- _Task brief_:
Locate every line in the material below that has the word "title". Copy each of those lines.

- _Stored rows_:
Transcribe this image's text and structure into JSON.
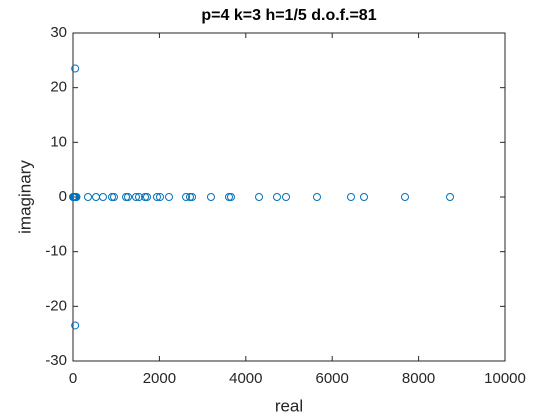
{
  "chart_data": {
    "type": "scatter",
    "title": "p=4 k=3 h=1/5 d.o.f.=81",
    "xlabel": "real",
    "ylabel": "imaginary",
    "series": [
      {
        "color": "#0072bd",
        "x": [
          0,
          15,
          30,
          45,
          60,
          80,
          347,
          532,
          694,
          903,
          949,
          1227,
          1273,
          1458,
          1528,
          1667,
          1713,
          1944,
          2014,
          2222,
          2616,
          2708,
          2755,
          3194,
          3611,
          3657,
          4306,
          4722,
          4931,
          5648,
          6435,
          6736,
          7685,
          8727,
          50,
          50
        ],
        "values": [
          0,
          0,
          0,
          0,
          0,
          0,
          0,
          0,
          0,
          0,
          0,
          0,
          0,
          0,
          0,
          0,
          0,
          0,
          0,
          0,
          0,
          0,
          0,
          0,
          0,
          0,
          0,
          0,
          0,
          0,
          0,
          0,
          0,
          0,
          23.5,
          -23.5
        ]
      }
    ],
    "xlim": [
      0,
      10000
    ],
    "xticks": [
      0,
      2000,
      4000,
      6000,
      8000,
      10000
    ],
    "ylim": [
      -30,
      30
    ],
    "yticks": [
      -30,
      -20,
      -10,
      0,
      10,
      20,
      30
    ]
  }
}
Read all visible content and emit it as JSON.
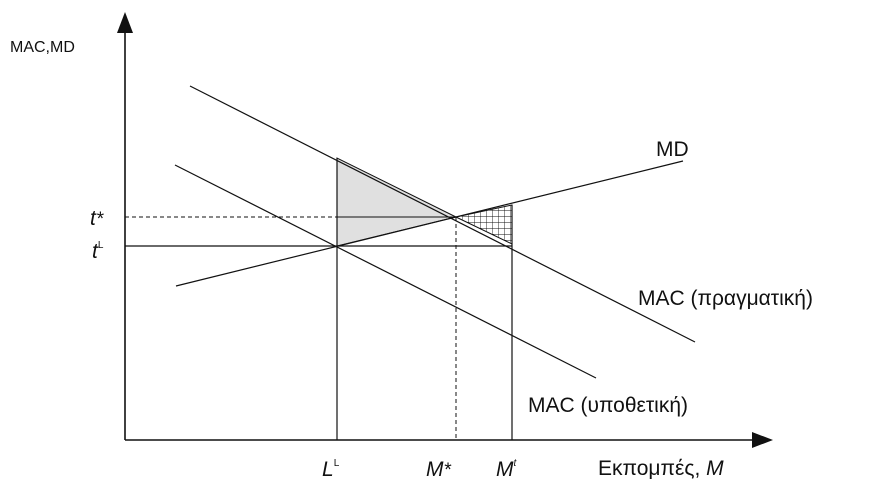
{
  "diagram": {
    "y_axis_label": "MAC,MD",
    "x_axis_label_text": "Εκπομπές, ",
    "x_axis_label_var": "M",
    "curves": {
      "md": "MD",
      "mac_actual": "MAC (πραγματική)",
      "mac_hypothetical": "MAC (υποθετική)"
    },
    "y_ticks": {
      "t_star": {
        "base": "t",
        "mark": "*"
      },
      "t_L": {
        "base": "t",
        "mark": "L"
      }
    },
    "x_ticks": {
      "L_L": {
        "base": "L",
        "mark": "L"
      },
      "M_star": {
        "base": "M",
        "mark": "*"
      },
      "M_t": {
        "base": "M",
        "mark": "t"
      }
    },
    "colors": {
      "line": "#111111",
      "shaded_triangle": "#e0e0e0"
    }
  }
}
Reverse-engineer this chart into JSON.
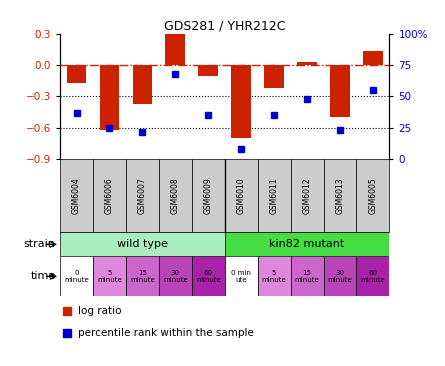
{
  "title": "GDS281 / YHR212C",
  "samples": [
    "GSM6004",
    "GSM6006",
    "GSM6007",
    "GSM6008",
    "GSM6009",
    "GSM6010",
    "GSM6011",
    "GSM6012",
    "GSM6013",
    "GSM6005"
  ],
  "log_ratio": [
    -0.17,
    -0.62,
    -0.37,
    0.3,
    -0.1,
    -0.7,
    -0.22,
    0.03,
    -0.5,
    0.13
  ],
  "percentile": [
    37,
    25,
    22,
    68,
    35,
    8,
    35,
    48,
    23,
    55
  ],
  "ylim_left": [
    -0.9,
    0.3
  ],
  "ylim_right": [
    0,
    100
  ],
  "yticks_left": [
    -0.9,
    -0.6,
    -0.3,
    0.0,
    0.3
  ],
  "yticks_right": [
    0,
    25,
    50,
    75,
    100
  ],
  "ytick_labels_right": [
    "0",
    "25",
    "50",
    "75",
    "100%"
  ],
  "strain_labels": [
    "wild type",
    "kin82 mutant"
  ],
  "time_labels": [
    "0\nminute",
    "5\nminute",
    "15\nminute",
    "30\nminute",
    "60\nminute",
    "0 min\nute",
    "5\nminute",
    "15\nminute",
    "30\nminute",
    "60\nminute"
  ],
  "time_colors": [
    "#ffffff",
    "#dd88dd",
    "#cc66cc",
    "#bb44bb",
    "#aa22aa",
    "#ffffff",
    "#dd88dd",
    "#cc66cc",
    "#bb44bb",
    "#aa22aa"
  ],
  "wt_color": "#aaeebb",
  "mut_color": "#44dd44",
  "bar_color": "#cc2200",
  "dot_color": "#0000cc",
  "legend_bar_label": "log ratio",
  "legend_dot_label": "percentile rank within the sample",
  "bg_color": "#ffffff",
  "zero_line_color": "#cc2200",
  "hline_color": "#000000",
  "sample_box_color": "#cccccc"
}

- _Written solution_:
    "title": "p=4 k=3 h=1/5 d.o.f.=81",
  "title": "GDS281 / YHR212C",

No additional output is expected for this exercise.